WHAT IS EXPECTED:
Each line below is to be written out in full, exactly as shown.

═══ TASK INPUT ═══

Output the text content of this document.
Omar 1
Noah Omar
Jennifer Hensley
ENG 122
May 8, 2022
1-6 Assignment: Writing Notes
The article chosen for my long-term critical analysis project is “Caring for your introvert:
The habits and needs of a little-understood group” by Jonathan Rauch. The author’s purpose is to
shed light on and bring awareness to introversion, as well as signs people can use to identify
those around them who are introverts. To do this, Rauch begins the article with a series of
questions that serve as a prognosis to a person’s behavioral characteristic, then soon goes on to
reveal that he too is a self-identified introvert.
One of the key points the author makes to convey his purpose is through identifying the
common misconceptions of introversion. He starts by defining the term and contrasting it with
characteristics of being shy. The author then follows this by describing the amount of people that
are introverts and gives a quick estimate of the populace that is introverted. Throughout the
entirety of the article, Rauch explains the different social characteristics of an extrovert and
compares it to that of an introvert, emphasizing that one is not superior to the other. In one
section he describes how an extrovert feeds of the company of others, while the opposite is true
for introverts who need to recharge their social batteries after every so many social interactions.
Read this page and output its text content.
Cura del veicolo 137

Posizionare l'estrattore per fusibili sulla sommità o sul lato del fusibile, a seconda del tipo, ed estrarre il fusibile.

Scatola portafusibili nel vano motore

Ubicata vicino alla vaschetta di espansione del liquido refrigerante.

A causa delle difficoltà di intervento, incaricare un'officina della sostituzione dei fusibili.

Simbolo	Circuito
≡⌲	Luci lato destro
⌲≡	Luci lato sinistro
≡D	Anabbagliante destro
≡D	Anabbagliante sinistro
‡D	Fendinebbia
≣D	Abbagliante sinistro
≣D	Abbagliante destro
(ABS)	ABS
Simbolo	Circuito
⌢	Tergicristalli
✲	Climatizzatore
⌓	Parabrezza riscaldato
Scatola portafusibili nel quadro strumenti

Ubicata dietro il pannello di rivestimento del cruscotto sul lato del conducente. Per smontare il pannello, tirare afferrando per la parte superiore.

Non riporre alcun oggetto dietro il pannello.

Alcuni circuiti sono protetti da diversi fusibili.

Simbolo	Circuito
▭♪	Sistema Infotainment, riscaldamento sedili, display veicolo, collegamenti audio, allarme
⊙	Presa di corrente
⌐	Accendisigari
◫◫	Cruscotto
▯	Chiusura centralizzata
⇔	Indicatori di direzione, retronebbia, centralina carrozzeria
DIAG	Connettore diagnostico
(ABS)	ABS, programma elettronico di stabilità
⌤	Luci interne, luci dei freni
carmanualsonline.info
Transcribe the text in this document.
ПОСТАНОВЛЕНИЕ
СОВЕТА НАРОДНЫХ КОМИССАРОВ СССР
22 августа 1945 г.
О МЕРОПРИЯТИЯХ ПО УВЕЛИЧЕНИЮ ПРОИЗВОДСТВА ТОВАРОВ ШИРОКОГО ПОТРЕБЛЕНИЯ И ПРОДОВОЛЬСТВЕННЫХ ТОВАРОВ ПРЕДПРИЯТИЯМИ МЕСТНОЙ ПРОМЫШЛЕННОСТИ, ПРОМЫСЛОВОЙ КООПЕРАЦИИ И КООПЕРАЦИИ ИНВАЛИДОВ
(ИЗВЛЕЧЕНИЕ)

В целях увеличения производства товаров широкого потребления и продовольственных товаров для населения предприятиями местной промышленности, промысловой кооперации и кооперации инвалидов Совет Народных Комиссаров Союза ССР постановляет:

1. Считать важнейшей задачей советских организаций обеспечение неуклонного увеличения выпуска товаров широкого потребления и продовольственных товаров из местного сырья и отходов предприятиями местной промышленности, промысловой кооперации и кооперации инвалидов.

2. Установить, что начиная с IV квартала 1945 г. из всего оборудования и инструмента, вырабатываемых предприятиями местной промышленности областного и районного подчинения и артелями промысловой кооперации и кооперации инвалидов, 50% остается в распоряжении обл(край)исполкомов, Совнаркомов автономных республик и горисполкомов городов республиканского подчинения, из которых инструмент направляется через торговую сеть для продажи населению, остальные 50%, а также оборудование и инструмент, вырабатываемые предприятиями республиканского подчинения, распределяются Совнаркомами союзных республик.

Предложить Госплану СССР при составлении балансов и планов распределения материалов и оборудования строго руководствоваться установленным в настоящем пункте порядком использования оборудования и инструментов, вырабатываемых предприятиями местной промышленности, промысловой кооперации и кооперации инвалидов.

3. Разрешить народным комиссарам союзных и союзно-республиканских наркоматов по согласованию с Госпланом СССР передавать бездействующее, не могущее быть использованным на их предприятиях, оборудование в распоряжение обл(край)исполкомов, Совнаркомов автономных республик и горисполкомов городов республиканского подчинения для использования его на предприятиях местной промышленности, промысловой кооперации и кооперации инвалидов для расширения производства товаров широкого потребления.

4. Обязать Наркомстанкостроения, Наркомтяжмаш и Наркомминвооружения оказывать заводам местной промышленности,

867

═══

ANSWER:
Output the text content of this document.
Omar 1
Noah Omar
Jennifer Hensley
ENG 122
May 8, 2022
1-6 Assignment: Writing Notes
The article chosen for my long-term critical analysis project is “Caring for your introvert:
The habits and needs of a little-understood group” by Jonathan Rauch. The author’s purpose is to
shed light on and bring awareness to introversion, as well as signs people can use to identify
those around them who are introverts. To do this, Rauch begins the article with a series of
questions that serve as a prognosis to a person’s behavioral characteristic, then soon goes on to
reveal that he too is a self-identified introvert.
One of the key points the author makes to convey his purpose is through identifying the
common misconceptions of introversion. He starts by defining the term and contrasting it with
characteristics of being shy. The author then follows this by describing the amount of people that
are introverts and gives a quick estimate of the populace that is introverted. Throughout the
entirety of the article, Rauch explains the different social characteristics of an extrovert and
compares it to that of an introvert, emphasizing that one is not superior to the other. In one
section he describes how an extrovert feeds of the company of others, while the opposite is true
for introverts who need to recharge their social batteries after every so many social interactions.
Read this page and output its text content.
Cura del veicolo 137

Posizionare l'estrattore per fusibili sulla sommità o sul lato del fusibile, a seconda del tipo, ed estrarre il fusibile.

Scatola portafusibili nel vano motore

Ubicata vicino alla vaschetta di espansione del liquido refrigerante.

A causa delle difficoltà di intervento, incaricare un'officina della sostituzione dei fusibili.

Simbolo	Circuito
≡⌲	Luci lato destro
⌲≡	Luci lato sinistro
≡D	Anabbagliante destro
≡D	Anabbagliante sinistro
‡D	Fendinebbia
≣D	Abbagliante sinistro
≣D	Abbagliante destro
(ABS)	ABS
Simbolo	Circuito
⌢	Tergicristalli
✲	Climatizzatore
⌓	Parabrezza riscaldato
Scatola portafusibili nel quadro strumenti

Ubicata dietro il pannello di rivestimento del cruscotto sul lato del conducente. Per smontare il pannello, tirare afferrando per la parte superiore.

Non riporre alcun oggetto dietro il pannello.

Alcuni circuiti sono protetti da diversi fusibili.

Simbolo	Circuito
▭♪	Sistema Infotainment, riscaldamento sedili, display veicolo, collegamenti audio, allarme
⊙	Presa di corrente
⌐	Accendisigari
◫◫	Cruscotto
▯	Chiusura centralizzata
⇔	Indicatori di direzione, retronebbia, centralina carrozzeria
DIAG	Connettore diagnostico
(ABS)	ABS, programma elettronico di stabilità
⌤	Luci interne, luci dei freni
carmanualsonline.info
Transcribe the text in this document.
ПОСТАНОВЛЕНИЕ
СОВЕТА НАРОДНЫХ КОМИССАРОВ СССР
22 августа 1945 г.
О МЕРОПРИЯТИЯХ ПО УВЕЛИЧЕНИЮ ПРОИЗВОДСТВА ТОВАРОВ ШИРОКОГО ПОТРЕБЛЕНИЯ И ПРОДОВОЛЬСТВЕННЫХ ТОВАРОВ ПРЕДПРИЯТИЯМИ МЕСТНОЙ ПРОМЫШЛЕННОСТИ, ПРОМЫСЛОВОЙ КООПЕРАЦИИ И КООПЕРАЦИИ ИНВАЛИДОВ
(ИЗВЛЕЧЕНИЕ)

В целях увеличения производства товаров широкого потребления и продовольственных товаров для населения предприятиями местной промышленности, промысловой кооперации и кооперации инвалидов Совет Народных Комиссаров Союза ССР постановляет:

1. Считать важнейшей задачей советских организаций обеспечение неуклонного увеличения выпуска товаров широкого потребления и продовольственных товаров из местного сырья и отходов предприятиями местной промышленности, промысловой кооперации и кооперации инвалидов.

2. Установить, что начиная с IV квартала 1945 г. из всего оборудования и инструмента, вырабатываемых предприятиями местной промышленности областного и районного подчинения и артелями промысловой кооперации и кооперации инвалидов, 50% остается в распоряжении обл(край)исполкомов, Совнаркомов автономных республик и горисполкомов городов республиканского подчинения, из которых инструмент направляется через торговую сеть для продажи населению, остальные 50%, а также оборудование и инструмент, вырабатываемые предприятиями республиканского подчинения, распределяются Совнаркомами союзных республик.

Предложить Госплану СССР при составлении балансов и планов распределения материалов и оборудования строго руководствоваться установленным в настоящем пункте порядком использования оборудования и инструментов, вырабатываемых предприятиями местной промышленности, промысловой кооперации и кооперации инвалидов.

3. Разрешить народным комиссарам союзных и союзно-республиканских наркоматов по согласованию с Госпланом СССР передавать бездействующее, не могущее быть использованным на их предприятиях, оборудование в распоряжение обл(край)исполкомов, Совнаркомов автономных республик и горисполкомов городов республиканского подчинения для использования его на предприятиях местной промышленности, промысловой кооперации и кооперации инвалидов для расширения производства товаров широкого потребления.

4. Обязать Наркомстанкостроения, Наркомтяжмаш и Наркомминвооружения оказывать заводам местной промышленности,

867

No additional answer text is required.